Brief =
Extend the passage below on finding unused and high-maintenance SQL Server indexes, starting after its last sentence.

Document segment =
In addition to these columns, sys.dm_db_index_usage_stats returns many others, including the last date and time for each of the actions covered previously. The major value of this DMV is using it to identify indexes that are rarely used but have a high maintenance overhead. Such indexes are candidates for removal, and we'll walk through a script that uses this DMV shortly.

Unused indexes

Like many other DMVs, sys.dm_db_index_usage_stats holds index usage stats only since the SQL instance was last started. One of the implications that can be drawn from this is that any index that does not appear in this list has not been used since the instance was started. If the instance has been online for long enough to cover the full range of access patterns—for example, daily, weekly and monthly reports—and the database is not using the AUTOCLOSE option (or has been taken offline), then an index not appearing in this DMV is unlikely to be used at all.

The script in listing 13.5 uses sys.dm_db_index_usage_stats along with a number of system tables to return indexes not used since the last instance restart.

Example 13.5. Indexes not used since last instance restart

-- Identify unused indexes (since last restart)
SELECT
    sc.name + '.' + object_name(i.object_id) as objectName
    , i.name as indexName
    , i.type_desc as indexType
FROM sys.indexes i
    INNER JOIN sys.objects o on o.object_id = i.object_id
    INNER JOIN sys.schemas sc on o.schema_id = sc.schema_id
WHERE
    objectproperty(i.object_id,'IsUserTable') = 1
    AND i.index_id not in (
        SELECT s.index_id
        FROM sys.dm_db_index_usage_stats s
        WHERE
            s.object_id = i.object_id
            AND i.index_id = s.index_id
            AND database_id = db_id()
    )
ORDER BY objectName, indexName ASC

This script uses sys.indexes, sys.objects, and sys.schemas to return index information followed by a simple not in clause to exclude those indexes in the DMV. The end result includes indexes not used since the SQL instance last started.

We also need to identify indexes whose maintenance cost outweighs their value.

High-maintenance/low-value indexes

In our next script, shown in listing 13.6, let's use the count values returned from sys.dm_db_index_usage_stats to compare the update count to the use count, that is, their maintenance-versus-usage ratio.

Example 13.6. High-maintenance/low-value indexes

-- Identify high maintenance indexes with low usage
SELECT
    sc.name + '.' + object_name(i.object_id) as objectName
    , i.name as indexName
    , user_seeks
    , user_scans
    , user_lookups
    , (user_seeks + user_scans + user_lookups) as indexReads
    , user_updates as indexWrites
    , user_updates - (user_seeks + user_scans + user_lookups) as usageDiff
FROM sys.dm_db_index_usage_stats s
    INNER JOIN sys.indexes i on i.index_id = s.index_id
    INNER JOIN sys.objects o on o.object_id = i.object_id
    INNER JOIN sys.schemas sc on o.schema_id = sc.schema_id
WHERE
    database_id = db_id()
    AND objectproperty(s.object_id,'IsUserTable') = 1
    AND i.object_id = s.object_id
    AND i.type_desc = 'NONCLUSTERED'
ORDER BY
    usageDiff DESC

By ordering the results descending on the usageDiff column, this script identifies indexes with the biggest differential between their read and write counts. In the extreme cases where indexReads is zero, the index is being maintained for no read benefits at all. Note that the previous script filters for nonclustered indexes. We can remove this condition to display information on the base table/clustered index as well, including the last accessed stats to display when a table was last used in any capacity.

Data shown =

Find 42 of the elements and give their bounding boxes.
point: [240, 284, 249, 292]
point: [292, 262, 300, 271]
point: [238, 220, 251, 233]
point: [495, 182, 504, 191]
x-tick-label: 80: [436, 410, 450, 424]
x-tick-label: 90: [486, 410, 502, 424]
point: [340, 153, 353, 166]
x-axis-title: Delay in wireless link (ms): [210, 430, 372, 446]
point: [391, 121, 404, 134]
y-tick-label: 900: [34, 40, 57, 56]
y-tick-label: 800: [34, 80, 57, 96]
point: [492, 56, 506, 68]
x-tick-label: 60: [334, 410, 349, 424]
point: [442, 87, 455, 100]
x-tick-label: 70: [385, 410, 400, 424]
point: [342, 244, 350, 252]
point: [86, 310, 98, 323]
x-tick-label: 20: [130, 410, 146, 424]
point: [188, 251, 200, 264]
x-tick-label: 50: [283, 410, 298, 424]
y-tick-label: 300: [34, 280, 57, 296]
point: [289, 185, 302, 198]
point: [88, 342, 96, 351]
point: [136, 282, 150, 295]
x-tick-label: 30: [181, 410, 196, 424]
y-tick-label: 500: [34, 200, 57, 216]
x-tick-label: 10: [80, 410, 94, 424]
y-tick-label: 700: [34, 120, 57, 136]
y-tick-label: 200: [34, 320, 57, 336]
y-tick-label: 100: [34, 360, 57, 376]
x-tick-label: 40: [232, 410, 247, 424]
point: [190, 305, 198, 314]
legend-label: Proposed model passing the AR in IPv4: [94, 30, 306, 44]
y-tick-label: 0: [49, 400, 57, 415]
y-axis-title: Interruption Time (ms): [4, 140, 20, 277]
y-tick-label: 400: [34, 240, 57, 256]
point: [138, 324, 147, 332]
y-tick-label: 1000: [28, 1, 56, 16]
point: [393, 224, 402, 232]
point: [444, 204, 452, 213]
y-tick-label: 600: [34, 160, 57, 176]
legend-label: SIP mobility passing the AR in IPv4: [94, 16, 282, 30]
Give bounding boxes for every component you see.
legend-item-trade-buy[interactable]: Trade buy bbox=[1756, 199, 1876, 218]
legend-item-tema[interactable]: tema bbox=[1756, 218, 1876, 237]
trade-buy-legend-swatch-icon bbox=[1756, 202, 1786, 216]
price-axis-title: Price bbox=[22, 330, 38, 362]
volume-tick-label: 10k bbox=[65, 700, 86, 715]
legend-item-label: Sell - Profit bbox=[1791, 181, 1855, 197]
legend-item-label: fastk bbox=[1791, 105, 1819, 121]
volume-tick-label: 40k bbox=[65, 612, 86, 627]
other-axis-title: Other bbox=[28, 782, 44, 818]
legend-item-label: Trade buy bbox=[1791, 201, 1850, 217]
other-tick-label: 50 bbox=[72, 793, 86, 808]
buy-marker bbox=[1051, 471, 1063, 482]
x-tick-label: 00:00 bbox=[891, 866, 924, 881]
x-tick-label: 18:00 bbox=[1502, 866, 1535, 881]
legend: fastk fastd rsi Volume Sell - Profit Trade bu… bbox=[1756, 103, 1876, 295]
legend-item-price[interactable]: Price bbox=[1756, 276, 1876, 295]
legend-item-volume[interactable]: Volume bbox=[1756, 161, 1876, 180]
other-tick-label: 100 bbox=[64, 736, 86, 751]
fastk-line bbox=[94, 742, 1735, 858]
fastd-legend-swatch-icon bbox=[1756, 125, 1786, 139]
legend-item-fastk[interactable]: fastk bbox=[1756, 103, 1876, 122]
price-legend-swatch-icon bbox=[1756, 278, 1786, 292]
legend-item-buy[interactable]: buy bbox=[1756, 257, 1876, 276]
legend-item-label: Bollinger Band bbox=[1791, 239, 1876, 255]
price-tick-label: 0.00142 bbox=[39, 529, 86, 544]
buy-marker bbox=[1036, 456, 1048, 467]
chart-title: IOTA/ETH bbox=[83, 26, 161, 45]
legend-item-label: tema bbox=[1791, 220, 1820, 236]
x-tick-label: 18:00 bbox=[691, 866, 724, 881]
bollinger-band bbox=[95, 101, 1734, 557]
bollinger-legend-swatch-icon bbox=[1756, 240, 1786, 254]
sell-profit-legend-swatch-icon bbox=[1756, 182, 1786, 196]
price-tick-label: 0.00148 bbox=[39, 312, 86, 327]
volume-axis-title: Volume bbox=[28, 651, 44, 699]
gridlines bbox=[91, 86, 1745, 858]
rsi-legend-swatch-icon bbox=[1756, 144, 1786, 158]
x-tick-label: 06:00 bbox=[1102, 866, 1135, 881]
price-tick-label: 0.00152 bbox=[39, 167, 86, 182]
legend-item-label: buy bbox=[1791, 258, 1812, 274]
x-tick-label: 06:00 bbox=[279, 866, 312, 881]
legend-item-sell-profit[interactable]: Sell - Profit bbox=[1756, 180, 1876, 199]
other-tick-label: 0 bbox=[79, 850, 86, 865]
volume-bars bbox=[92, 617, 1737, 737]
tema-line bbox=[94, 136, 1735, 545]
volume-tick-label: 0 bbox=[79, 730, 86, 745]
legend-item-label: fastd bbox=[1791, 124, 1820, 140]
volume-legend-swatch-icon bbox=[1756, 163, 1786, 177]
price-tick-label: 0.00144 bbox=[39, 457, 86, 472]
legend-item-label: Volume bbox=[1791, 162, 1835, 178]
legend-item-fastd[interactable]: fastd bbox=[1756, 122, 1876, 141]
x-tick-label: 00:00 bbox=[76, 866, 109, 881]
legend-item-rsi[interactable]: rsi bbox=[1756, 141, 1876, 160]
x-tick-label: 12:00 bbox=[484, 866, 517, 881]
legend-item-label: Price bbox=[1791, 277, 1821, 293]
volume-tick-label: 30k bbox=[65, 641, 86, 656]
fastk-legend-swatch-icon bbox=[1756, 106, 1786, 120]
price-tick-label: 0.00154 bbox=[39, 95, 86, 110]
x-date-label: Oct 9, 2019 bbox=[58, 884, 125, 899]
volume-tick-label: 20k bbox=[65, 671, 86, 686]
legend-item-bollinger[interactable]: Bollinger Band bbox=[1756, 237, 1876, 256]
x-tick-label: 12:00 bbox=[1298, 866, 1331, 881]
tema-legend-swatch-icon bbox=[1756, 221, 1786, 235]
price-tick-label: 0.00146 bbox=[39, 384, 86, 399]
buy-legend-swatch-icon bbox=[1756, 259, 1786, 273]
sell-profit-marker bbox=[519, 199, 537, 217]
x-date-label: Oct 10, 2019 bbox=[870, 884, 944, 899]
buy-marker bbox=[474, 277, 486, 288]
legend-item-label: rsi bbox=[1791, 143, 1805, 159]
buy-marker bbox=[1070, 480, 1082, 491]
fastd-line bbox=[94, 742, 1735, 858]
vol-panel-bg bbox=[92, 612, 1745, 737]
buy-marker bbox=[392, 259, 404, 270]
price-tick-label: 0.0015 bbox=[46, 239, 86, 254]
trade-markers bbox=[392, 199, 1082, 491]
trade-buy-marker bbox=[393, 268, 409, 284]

The result =
The result of this script, run against the AdventureWorks database, is shown in figure 13.13. Note that negative values for usageDiff represent cases where the index has been used for read purposes more than for updates.

Figure 13.13. Large differences between the update and usage counts are indicative of high-maintenance/low-value indexes.

It's also possible for some indexes, while valuable and frequently used, to be duplicated or overlapping.

Duplicate and overlapping indexes

A duplicate index, that is, an index with the same columns, defined in the same order, presents a very easy and clear case for removal. In a similar manner, an index that shares the same leading columns can also be considered a duplicate of another index. For example, Index B on lastName, firstName is really a duplicate of Index A on lastName, firstName, dateOfBirth. A number of links to scripts for detecting duplicate and overlapping indexes have been placed on the book's companion website, available at www.sqlCrunch.com/index.

Before dropping duplicate indexes, you should take care to ensure that no existing T-SQL or stored procedure code uses the index(es) as part of an index hint. Dropping such indexes without updating referencing code will obviously result in errors when the (now nonexistent) indexes are referenced.

In this section, we've identified indexes that are candidates for removal. In SQL Server 2005 and above, indexes can be disabled as well as removed or dropped, an important consideration and one that we'll cover when we look at index maintenance later in the chapter. For now, let's look at index analysis from a different perspective: identifying indexes that don't exist.

13.3.2. Identifying indexes to add

The analysis and potential removal of duplicate, unused, or infrequently used indexes can be periodically scheduled as a weekly or monthly maintenance task. In contrast, the addition of indexes is usually the result of a performance-tuning exercise, often started to investigate the sudden or gradual performance decline in one or more queries.

When a query is submitted to SQL Server for execution, the query optimizer determines the ideal index structures for executing the query. If such indexes exist, they're used; otherwise, a suboptimal plan is created with the details of the missing/ideal indexes stored for later reference. Such details can be accessed using one of two methods: the XML query plan and Dynamic Management Views.

Indexes on foreign keys

A common performance problem is related to the absence of foreign key indexes. In almost all cases, an index on a foreign key column will improve performance. For example, in an orders table, there is typically a foreign key to a customers table, with a very common query being something like select * from orders where customerId = 623901. In this example, an index on the customerId foreign key would most likely be beneficial.

XML QUERY PLANS

In its simplest form, the missing-indexes feature can be used for individual queries by inspecting the <MissingIndexes> element of the XML execution plan of a query executed in SQL Server Management Studio. As an example, let's imagine an application change was recently made to support searching AdventureWorks orders by a partial string match on the PurchaseOrderNumber column. Such a query would look like this:

-- Generate a missing index event
SELECT OrderDate, CustomerID, SubTotal, SalesPersonID
FROM Sales.SalesOrderHeader
WHERE PurchaseOrderNumber like 'PO166%'

With no clustered or nonclustered index on the PurchaseOrderNumber column, this query is forced to use a clustered index scan. Let's execute the query after running SET STATISTICS XML ON. The results are shown in figure 13.14.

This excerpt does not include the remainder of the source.